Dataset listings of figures
*****
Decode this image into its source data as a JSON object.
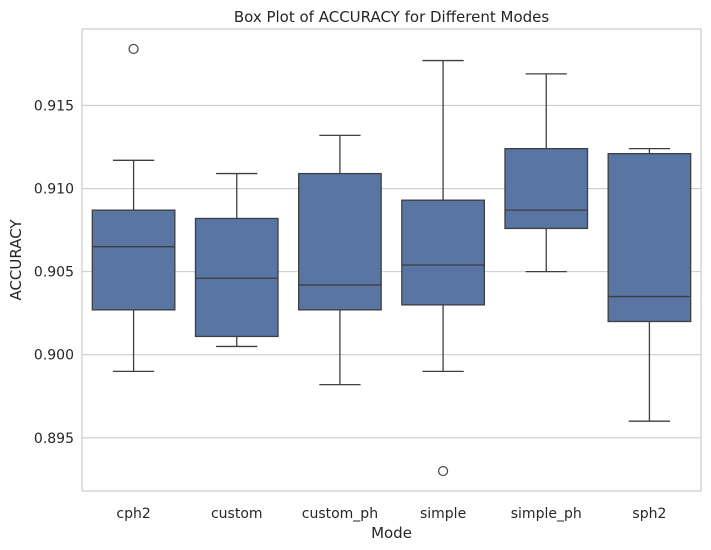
{
  "chart_data": {
    "type": "box",
    "title": "Box Plot of ACCURACY for Different Modes",
    "xlabel": "Mode",
    "ylabel": "ACCURACY",
    "ylim": [
      0.8918,
      0.9196
    ],
    "yticks": [
      0.895,
      0.9,
      0.905,
      0.91,
      0.915
    ],
    "ytick_labels": [
      "0.895",
      "0.900",
      "0.905",
      "0.910",
      "0.915"
    ],
    "grid": true,
    "color": "#5875a4",
    "categories": [
      "cph2",
      "custom",
      "custom_ph",
      "simple",
      "simple_ph",
      "sph2"
    ],
    "boxes": [
      {
        "whisker_low": 0.899,
        "q1": 0.9027,
        "median": 0.9065,
        "q3": 0.9087,
        "whisker_high": 0.9117,
        "outliers": [
          0.9184
        ]
      },
      {
        "whisker_low": 0.9005,
        "q1": 0.9011,
        "median": 0.9046,
        "q3": 0.9082,
        "whisker_high": 0.9109,
        "outliers": []
      },
      {
        "whisker_low": 0.8982,
        "q1": 0.9027,
        "median": 0.9042,
        "q3": 0.9109,
        "whisker_high": 0.9132,
        "outliers": []
      },
      {
        "whisker_low": 0.899,
        "q1": 0.903,
        "median": 0.9054,
        "q3": 0.9093,
        "whisker_high": 0.9177,
        "outliers": [
          0.893
        ]
      },
      {
        "whisker_low": 0.905,
        "q1": 0.9076,
        "median": 0.9087,
        "q3": 0.9124,
        "whisker_high": 0.9169,
        "outliers": []
      },
      {
        "whisker_low": 0.896,
        "q1": 0.902,
        "median": 0.9035,
        "q3": 0.9121,
        "whisker_high": 0.9124,
        "outliers": []
      }
    ]
  }
}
*****
* _The exercise_
Leave out the pictures and copy everything else in the records word for word.

* _The solution_
Decode this image into its source data as a JSON object.
{
  "chart_data": {
    "type": "box",
    "title": "Box Plot of ACCURACY for Different Modes",
    "xlabel": "Mode",
    "ylabel": "ACCURACY",
    "ylim": [
      0.8918,
      0.9196
    ],
    "yticks": [
      0.895,
      0.9,
      0.905,
      0.91,
      0.915
    ],
    "ytick_labels": [
      "0.895",
      "0.900",
      "0.905",
      "0.910",
      "0.915"
    ],
    "grid": true,
    "color": "#5875a4",
    "categories": [
      "cph2",
      "custom",
      "custom_ph",
      "simple",
      "simple_ph",
      "sph2"
    ],
    "boxes": [
      {
        "whisker_low": 0.899,
        "q1": 0.9027,
        "median": 0.9065,
        "q3": 0.9087,
        "whisker_high": 0.9117,
        "outliers": [
          0.9184
        ]
      },
      {
        "whisker_low": 0.9005,
        "q1": 0.9011,
        "median": 0.9046,
        "q3": 0.9082,
        "whisker_high": 0.9109,
        "outliers": []
      },
      {
        "whisker_low": 0.8982,
        "q1": 0.9027,
        "median": 0.9042,
        "q3": 0.9109,
        "whisker_high": 0.9132,
        "outliers": []
      },
      {
        "whisker_low": 0.899,
        "q1": 0.903,
        "median": 0.9054,
        "q3": 0.9093,
        "whisker_high": 0.9177,
        "outliers": [
          0.893
        ]
      },
      {
        "whisker_low": 0.905,
        "q1": 0.9076,
        "median": 0.9087,
        "q3": 0.9124,
        "whisker_high": 0.9169,
        "outliers": []
      },
      {
        "whisker_low": 0.896,
        "q1": 0.902,
        "median": 0.9035,
        "q3": 0.9121,
        "whisker_high": 0.9124,
        "outliers": []
      }
    ]
  }
}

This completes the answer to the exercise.